[Task brief]: Write out all of the lines below, exactly and completely.

Supplied material Start Marker

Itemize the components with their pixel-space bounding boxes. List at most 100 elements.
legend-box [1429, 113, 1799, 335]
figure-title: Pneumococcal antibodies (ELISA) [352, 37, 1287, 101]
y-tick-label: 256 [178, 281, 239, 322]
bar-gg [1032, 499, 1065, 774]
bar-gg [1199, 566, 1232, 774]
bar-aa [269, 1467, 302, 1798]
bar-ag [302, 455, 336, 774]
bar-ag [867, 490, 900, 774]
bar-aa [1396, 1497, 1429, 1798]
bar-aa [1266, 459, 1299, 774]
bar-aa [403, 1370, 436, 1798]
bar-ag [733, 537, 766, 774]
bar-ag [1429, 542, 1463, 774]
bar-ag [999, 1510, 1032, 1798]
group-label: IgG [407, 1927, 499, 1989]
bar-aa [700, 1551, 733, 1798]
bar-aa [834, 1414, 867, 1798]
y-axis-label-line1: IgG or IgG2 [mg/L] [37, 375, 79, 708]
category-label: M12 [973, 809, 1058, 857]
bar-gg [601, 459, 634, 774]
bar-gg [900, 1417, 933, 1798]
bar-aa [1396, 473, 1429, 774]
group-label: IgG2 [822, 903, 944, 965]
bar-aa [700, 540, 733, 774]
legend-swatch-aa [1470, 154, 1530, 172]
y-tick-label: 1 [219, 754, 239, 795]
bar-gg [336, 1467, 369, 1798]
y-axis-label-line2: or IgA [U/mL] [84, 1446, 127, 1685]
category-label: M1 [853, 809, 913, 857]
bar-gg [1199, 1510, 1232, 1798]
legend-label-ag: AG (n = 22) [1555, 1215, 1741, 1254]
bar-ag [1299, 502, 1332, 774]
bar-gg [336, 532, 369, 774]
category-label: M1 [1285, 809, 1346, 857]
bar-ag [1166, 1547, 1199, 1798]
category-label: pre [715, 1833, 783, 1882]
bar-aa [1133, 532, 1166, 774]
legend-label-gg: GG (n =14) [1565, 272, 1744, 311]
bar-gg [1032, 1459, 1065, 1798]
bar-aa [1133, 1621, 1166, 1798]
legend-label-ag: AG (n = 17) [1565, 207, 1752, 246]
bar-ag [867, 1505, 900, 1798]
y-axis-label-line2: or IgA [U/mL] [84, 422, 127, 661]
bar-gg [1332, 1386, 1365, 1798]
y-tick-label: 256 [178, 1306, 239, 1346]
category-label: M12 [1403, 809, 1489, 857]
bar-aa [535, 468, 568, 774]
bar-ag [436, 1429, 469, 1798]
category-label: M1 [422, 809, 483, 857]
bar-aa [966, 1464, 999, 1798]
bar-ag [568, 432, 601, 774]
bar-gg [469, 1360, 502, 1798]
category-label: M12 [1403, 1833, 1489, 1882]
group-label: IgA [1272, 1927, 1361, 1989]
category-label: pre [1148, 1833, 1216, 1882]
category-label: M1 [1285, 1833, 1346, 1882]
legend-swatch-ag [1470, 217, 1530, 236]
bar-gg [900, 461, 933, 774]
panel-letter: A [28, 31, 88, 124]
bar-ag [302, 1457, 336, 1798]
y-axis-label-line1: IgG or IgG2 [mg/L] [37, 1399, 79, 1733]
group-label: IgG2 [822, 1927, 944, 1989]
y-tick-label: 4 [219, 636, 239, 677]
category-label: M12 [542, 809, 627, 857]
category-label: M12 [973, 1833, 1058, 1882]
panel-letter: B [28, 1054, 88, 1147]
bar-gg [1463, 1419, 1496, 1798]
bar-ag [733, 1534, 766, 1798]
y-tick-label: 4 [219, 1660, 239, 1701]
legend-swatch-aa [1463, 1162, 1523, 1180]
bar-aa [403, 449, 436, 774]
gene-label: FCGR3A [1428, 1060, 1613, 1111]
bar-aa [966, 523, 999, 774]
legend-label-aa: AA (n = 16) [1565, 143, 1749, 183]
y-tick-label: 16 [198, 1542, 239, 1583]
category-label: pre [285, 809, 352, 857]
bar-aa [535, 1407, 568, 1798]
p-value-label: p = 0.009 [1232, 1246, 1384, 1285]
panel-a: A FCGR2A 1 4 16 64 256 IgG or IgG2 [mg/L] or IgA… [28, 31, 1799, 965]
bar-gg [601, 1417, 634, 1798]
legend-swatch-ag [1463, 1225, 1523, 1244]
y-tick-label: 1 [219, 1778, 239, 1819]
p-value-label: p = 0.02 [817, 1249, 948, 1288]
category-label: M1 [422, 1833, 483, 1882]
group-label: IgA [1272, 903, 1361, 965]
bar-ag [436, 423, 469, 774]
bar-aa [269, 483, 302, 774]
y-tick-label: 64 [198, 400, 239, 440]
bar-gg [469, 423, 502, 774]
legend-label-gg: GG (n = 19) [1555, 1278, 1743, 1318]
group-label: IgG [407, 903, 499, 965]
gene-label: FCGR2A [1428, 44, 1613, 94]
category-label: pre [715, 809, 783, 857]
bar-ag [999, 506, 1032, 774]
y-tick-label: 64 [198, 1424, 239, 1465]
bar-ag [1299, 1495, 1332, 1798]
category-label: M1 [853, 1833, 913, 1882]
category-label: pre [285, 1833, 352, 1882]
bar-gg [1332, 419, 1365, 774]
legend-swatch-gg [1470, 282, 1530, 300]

Supplied material End Marker

[Answer for this exercise]:
Itemize the components with their pixel-space bounding boxes. List at most 100 elements.
legend-box [1429, 113, 1799, 335]
figure-title: Pneumococcal antibodies (ELISA) [352, 37, 1287, 101]
y-tick-label: 256 [178, 281, 239, 322]
bar-gg [1032, 499, 1065, 774]
bar-gg [1199, 566, 1232, 774]
bar-aa [269, 1467, 302, 1798]
bar-ag [302, 455, 336, 774]
bar-ag [867, 490, 900, 774]
bar-aa [1396, 1497, 1429, 1798]
bar-aa [1266, 459, 1299, 774]
bar-aa [403, 1370, 436, 1798]
bar-ag [733, 537, 766, 774]
bar-ag [1429, 542, 1463, 774]
bar-ag [999, 1510, 1032, 1798]
group-label: IgG [407, 1927, 499, 1989]
bar-aa [700, 1551, 733, 1798]
bar-aa [834, 1414, 867, 1798]
y-axis-label-line1: IgG or IgG2 [mg/L] [37, 375, 79, 708]
category-label: M12 [973, 809, 1058, 857]
bar-gg [601, 459, 634, 774]
bar-gg [900, 1417, 933, 1798]
bar-aa [1396, 473, 1429, 774]
group-label: IgG2 [822, 903, 944, 965]
bar-aa [700, 540, 733, 774]
legend-swatch-aa [1470, 154, 1530, 172]
y-tick-label: 1 [219, 754, 239, 795]
bar-gg [336, 1467, 369, 1798]
y-axis-label-line2: or IgA [U/mL] [84, 1446, 127, 1685]
category-label: M1 [853, 809, 913, 857]
bar-gg [1199, 1510, 1232, 1798]
legend-label-ag: AG (n = 22) [1555, 1215, 1741, 1254]
bar-ag [1299, 502, 1332, 774]
bar-gg [336, 532, 369, 774]
category-label: M1 [1285, 809, 1346, 857]
bar-ag [1166, 1547, 1199, 1798]
category-label: pre [715, 1833, 783, 1882]
bar-aa [1133, 532, 1166, 774]
legend-label-gg: GG (n =14) [1565, 272, 1744, 311]
bar-gg [1032, 1459, 1065, 1798]
bar-aa [1133, 1621, 1166, 1798]
legend-label-ag: AG (n = 17) [1565, 207, 1752, 246]
bar-ag [867, 1505, 900, 1798]
y-axis-label-line2: or IgA [U/mL] [84, 422, 127, 661]
bar-gg [1332, 1386, 1365, 1798]
y-tick-label: 256 [178, 1306, 239, 1346]
category-label: M12 [1403, 809, 1489, 857]
bar-aa [535, 468, 568, 774]
bar-ag [436, 1429, 469, 1798]
category-label: M1 [422, 809, 483, 857]
bar-aa [966, 1464, 999, 1798]
bar-ag [568, 432, 601, 774]
bar-gg [469, 1360, 502, 1798]
category-label: M12 [1403, 1833, 1489, 1882]
group-label: IgA [1272, 1927, 1361, 1989]
category-label: pre [1148, 1833, 1216, 1882]
category-label: M1 [1285, 1833, 1346, 1882]
legend-swatch-ag [1470, 217, 1530, 236]
bar-gg [900, 461, 933, 774]
panel-letter: A [28, 31, 88, 124]
bar-ag [302, 1457, 336, 1798]
y-axis-label-line1: IgG or IgG2 [mg/L] [37, 1399, 79, 1733]
group-label: IgG2 [822, 1927, 944, 1989]
y-tick-label: 4 [219, 636, 239, 677]
category-label: M12 [542, 809, 627, 857]
category-label: M12 [973, 1833, 1058, 1882]
panel-letter: B [28, 1054, 88, 1147]
bar-gg [1463, 1419, 1496, 1798]
bar-ag [733, 1534, 766, 1798]
y-tick-label: 4 [219, 1660, 239, 1701]
legend-swatch-aa [1463, 1162, 1523, 1180]
bar-aa [403, 449, 436, 774]
gene-label: FCGR3A [1428, 1060, 1613, 1111]
bar-aa [966, 523, 999, 774]
legend-label-aa: AA (n = 16) [1565, 143, 1749, 183]
y-tick-label: 16 [198, 1542, 239, 1583]
category-label: pre [285, 809, 352, 857]
bar-aa [535, 1407, 568, 1798]
p-value-label: p = 0.009 [1232, 1246, 1384, 1285]
panel-a: A FCGR2A 1 4 16 64 256 IgG or IgG2 [mg/L] or IgA… [28, 31, 1799, 965]
bar-gg [601, 1417, 634, 1798]
legend-swatch-ag [1463, 1225, 1523, 1244]
y-tick-label: 1 [219, 1778, 239, 1819]
p-value-label: p = 0.02 [817, 1249, 948, 1288]
category-label: M1 [422, 1833, 483, 1882]
group-label: IgA [1272, 903, 1361, 965]
bar-ag [436, 423, 469, 774]
bar-aa [269, 483, 302, 774]
y-tick-label: 64 [198, 400, 239, 440]
bar-gg [469, 423, 502, 774]
legend-label-gg: GG (n = 19) [1555, 1278, 1743, 1318]
group-label: IgG [407, 903, 499, 965]
gene-label: FCGR2A [1428, 44, 1613, 94]
category-label: pre [715, 809, 783, 857]
bar-ag [999, 506, 1032, 774]
y-tick-label: 64 [198, 1424, 239, 1465]
bar-ag [1299, 1495, 1332, 1798]
category-label: M1 [853, 1833, 913, 1882]
category-label: pre [285, 1833, 352, 1882]
bar-gg [1332, 419, 1365, 774]
legend-swatch-gg [1470, 282, 1530, 300]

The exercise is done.